— Start —

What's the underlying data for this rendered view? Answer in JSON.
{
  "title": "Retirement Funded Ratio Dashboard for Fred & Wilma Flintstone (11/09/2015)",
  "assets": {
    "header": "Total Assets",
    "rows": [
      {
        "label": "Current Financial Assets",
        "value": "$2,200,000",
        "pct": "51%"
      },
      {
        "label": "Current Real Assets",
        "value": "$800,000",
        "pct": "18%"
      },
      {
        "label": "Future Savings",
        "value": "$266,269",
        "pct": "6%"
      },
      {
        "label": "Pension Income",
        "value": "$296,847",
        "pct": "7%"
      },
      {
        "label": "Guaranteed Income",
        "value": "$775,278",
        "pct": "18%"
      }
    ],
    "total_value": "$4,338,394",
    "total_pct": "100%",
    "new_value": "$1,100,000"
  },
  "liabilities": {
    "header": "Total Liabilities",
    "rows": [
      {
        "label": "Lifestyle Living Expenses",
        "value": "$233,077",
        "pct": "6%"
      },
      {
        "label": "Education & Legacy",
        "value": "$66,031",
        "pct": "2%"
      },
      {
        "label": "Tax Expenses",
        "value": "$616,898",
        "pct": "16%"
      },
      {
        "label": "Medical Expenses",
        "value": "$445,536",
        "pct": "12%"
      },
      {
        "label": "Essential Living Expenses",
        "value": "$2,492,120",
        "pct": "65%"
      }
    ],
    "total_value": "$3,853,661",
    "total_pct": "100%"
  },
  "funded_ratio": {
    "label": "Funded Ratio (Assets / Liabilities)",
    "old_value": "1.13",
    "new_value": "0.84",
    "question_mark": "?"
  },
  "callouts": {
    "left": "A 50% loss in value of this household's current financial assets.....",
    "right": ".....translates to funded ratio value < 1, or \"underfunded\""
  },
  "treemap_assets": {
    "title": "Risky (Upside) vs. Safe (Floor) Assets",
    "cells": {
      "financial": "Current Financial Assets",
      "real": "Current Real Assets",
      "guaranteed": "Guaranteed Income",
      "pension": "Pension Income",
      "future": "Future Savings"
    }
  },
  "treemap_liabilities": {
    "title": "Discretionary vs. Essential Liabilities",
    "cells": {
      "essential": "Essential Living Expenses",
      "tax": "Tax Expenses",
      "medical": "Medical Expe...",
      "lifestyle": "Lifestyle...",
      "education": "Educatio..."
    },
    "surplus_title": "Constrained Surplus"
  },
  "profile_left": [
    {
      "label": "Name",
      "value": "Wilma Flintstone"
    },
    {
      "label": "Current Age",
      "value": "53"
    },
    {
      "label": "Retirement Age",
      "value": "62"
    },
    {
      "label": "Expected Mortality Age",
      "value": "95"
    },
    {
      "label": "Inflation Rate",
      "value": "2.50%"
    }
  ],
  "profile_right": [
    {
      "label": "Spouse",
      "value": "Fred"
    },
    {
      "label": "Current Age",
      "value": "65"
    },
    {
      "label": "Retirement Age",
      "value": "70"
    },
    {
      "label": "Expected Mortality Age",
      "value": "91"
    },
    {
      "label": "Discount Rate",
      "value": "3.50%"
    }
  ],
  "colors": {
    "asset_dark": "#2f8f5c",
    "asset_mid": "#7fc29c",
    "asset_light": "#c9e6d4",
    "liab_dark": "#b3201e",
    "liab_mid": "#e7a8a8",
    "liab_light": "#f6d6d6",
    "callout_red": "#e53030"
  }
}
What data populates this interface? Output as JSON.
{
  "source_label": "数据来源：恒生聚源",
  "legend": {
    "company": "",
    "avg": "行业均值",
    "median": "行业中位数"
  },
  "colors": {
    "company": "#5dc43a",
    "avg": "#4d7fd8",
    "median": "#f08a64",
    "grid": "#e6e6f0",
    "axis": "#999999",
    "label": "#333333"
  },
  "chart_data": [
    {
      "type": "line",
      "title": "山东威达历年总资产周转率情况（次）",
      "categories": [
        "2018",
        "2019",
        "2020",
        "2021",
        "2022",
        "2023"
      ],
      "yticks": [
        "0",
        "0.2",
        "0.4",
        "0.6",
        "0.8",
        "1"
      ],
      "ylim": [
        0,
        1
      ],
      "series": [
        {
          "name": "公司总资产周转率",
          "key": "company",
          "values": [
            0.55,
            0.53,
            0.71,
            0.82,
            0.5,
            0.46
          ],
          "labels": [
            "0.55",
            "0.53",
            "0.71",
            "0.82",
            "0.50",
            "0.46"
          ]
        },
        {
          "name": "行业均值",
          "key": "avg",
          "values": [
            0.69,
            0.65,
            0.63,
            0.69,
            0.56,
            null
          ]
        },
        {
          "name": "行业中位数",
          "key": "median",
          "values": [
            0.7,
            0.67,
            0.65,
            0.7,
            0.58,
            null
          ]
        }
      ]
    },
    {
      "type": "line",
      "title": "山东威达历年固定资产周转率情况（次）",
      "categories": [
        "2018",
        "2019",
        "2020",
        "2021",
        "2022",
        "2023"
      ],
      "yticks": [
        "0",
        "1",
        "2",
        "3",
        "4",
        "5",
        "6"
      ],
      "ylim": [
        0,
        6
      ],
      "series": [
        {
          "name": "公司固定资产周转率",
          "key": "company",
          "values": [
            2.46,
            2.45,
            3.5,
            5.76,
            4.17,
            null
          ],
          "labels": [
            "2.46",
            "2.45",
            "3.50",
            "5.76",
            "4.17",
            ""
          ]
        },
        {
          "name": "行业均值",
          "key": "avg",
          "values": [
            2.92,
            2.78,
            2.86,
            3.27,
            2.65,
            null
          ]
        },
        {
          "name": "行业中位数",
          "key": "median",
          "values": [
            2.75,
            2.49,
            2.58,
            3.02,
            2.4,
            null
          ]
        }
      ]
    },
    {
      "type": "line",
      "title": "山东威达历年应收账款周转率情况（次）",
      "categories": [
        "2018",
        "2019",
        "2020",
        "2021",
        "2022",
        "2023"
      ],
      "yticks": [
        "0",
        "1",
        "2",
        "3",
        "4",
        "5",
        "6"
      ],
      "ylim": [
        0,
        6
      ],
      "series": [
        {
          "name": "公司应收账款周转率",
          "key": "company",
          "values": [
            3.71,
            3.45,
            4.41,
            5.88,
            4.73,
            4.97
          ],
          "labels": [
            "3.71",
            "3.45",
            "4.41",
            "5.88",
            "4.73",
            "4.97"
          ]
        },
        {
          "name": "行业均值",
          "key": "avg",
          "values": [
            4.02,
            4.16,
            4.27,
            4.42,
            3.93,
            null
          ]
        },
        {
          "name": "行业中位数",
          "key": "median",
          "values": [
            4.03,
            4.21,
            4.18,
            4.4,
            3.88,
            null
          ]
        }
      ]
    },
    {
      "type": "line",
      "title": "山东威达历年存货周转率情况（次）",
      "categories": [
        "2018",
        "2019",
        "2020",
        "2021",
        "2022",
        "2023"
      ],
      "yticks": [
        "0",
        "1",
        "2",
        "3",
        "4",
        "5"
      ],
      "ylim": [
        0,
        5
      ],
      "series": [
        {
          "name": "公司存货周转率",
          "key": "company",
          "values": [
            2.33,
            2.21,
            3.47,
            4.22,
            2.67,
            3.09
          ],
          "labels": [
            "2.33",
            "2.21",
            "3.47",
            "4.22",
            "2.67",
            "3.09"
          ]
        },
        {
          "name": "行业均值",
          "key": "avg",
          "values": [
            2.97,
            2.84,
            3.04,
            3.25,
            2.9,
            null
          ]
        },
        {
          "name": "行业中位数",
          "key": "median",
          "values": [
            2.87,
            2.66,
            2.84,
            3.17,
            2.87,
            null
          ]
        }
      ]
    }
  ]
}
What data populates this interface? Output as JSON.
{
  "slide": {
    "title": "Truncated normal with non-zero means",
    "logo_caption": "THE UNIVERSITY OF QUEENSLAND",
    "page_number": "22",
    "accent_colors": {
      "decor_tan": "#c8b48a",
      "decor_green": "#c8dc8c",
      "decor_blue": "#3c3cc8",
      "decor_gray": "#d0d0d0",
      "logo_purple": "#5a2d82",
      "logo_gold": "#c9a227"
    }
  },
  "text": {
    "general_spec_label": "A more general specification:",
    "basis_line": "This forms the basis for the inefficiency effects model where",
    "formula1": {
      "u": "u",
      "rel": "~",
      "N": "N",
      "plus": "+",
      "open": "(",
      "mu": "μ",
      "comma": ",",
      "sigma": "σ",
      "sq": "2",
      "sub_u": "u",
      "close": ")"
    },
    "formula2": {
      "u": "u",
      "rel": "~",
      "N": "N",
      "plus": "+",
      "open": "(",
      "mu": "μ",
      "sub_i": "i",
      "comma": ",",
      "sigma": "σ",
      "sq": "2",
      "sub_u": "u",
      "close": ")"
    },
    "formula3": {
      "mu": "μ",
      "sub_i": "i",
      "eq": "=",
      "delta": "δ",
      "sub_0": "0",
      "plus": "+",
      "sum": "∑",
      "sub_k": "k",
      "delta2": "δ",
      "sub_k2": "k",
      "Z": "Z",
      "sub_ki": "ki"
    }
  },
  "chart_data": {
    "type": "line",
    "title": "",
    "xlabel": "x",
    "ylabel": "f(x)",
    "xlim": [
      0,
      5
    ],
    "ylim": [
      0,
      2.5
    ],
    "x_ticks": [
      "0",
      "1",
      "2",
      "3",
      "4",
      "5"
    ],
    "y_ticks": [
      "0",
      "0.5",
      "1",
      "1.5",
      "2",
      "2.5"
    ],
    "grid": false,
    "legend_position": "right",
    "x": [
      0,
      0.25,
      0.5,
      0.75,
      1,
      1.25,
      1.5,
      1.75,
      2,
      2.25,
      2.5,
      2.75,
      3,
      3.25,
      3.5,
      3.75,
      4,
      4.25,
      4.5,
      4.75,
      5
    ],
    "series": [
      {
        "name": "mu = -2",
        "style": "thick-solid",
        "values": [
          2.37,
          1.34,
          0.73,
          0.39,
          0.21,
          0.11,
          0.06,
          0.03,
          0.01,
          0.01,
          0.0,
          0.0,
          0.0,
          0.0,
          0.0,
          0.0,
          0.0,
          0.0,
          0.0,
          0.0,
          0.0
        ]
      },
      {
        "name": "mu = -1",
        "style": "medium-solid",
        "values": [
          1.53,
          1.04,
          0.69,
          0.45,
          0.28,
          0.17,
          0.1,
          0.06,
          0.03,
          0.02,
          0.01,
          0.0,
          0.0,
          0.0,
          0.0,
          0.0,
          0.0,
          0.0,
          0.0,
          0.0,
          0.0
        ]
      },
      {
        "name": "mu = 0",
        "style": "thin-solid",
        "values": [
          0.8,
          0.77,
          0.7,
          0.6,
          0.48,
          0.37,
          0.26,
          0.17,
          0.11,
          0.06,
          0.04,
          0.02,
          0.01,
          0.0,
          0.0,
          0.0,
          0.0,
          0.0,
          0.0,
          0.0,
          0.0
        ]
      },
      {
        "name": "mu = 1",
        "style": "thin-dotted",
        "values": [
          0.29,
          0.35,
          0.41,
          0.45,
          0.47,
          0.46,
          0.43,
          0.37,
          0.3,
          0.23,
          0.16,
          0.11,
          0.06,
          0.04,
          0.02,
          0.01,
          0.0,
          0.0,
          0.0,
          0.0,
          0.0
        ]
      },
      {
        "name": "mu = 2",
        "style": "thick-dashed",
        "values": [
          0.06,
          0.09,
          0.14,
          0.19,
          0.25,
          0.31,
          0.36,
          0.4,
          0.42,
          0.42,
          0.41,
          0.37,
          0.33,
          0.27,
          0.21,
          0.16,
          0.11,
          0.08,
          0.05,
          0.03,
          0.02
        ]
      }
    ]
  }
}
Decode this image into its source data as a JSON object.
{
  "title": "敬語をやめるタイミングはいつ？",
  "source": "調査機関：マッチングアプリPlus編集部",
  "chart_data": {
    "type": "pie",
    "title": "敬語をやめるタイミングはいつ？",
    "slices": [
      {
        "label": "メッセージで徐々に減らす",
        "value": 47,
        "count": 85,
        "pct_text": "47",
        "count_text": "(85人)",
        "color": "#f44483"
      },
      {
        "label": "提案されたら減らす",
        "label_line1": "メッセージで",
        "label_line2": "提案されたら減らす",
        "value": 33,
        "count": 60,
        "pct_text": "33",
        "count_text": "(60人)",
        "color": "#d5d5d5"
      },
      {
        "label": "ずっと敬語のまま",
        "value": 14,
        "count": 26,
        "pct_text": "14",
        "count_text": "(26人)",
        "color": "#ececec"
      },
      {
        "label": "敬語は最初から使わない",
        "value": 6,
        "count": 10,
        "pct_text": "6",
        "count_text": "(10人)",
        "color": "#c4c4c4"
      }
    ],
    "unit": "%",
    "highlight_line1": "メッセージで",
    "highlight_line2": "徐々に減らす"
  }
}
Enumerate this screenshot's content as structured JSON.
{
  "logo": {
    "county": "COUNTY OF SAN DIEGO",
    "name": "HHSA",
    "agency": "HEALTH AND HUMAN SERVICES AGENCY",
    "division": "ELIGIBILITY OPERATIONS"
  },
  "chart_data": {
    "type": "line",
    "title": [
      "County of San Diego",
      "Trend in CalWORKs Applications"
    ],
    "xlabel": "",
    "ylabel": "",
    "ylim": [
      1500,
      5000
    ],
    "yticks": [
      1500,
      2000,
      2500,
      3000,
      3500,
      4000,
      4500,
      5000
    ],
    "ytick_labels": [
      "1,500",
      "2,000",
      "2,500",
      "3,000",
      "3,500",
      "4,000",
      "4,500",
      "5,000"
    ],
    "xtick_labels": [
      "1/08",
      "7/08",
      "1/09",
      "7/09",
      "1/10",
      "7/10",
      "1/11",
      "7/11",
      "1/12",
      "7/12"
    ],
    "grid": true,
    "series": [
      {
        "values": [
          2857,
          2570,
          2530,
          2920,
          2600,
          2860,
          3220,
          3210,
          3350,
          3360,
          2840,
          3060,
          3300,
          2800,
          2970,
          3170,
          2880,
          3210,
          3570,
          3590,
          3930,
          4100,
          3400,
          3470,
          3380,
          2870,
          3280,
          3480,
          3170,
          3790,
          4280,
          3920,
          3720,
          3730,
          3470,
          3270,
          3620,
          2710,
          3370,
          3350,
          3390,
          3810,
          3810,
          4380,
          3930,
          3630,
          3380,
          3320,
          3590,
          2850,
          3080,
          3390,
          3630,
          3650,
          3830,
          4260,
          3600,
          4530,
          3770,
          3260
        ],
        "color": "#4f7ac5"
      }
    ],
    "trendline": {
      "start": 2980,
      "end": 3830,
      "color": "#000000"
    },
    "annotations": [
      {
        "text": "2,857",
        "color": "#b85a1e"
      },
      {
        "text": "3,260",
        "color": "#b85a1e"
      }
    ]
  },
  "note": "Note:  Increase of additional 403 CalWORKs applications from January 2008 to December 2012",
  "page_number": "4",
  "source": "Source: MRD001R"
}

— End —

• [Aim]
Return every line above that contains the word "JSON".

• [Completed task]
What's the underlying data for this rendered view? Answer in JSON.
What data populates this interface? Output as JSON.
What data populates this interface? Output as JSON.
Decode this image into its source data as a JSON object.
Enumerate this screenshot's content as structured JSON.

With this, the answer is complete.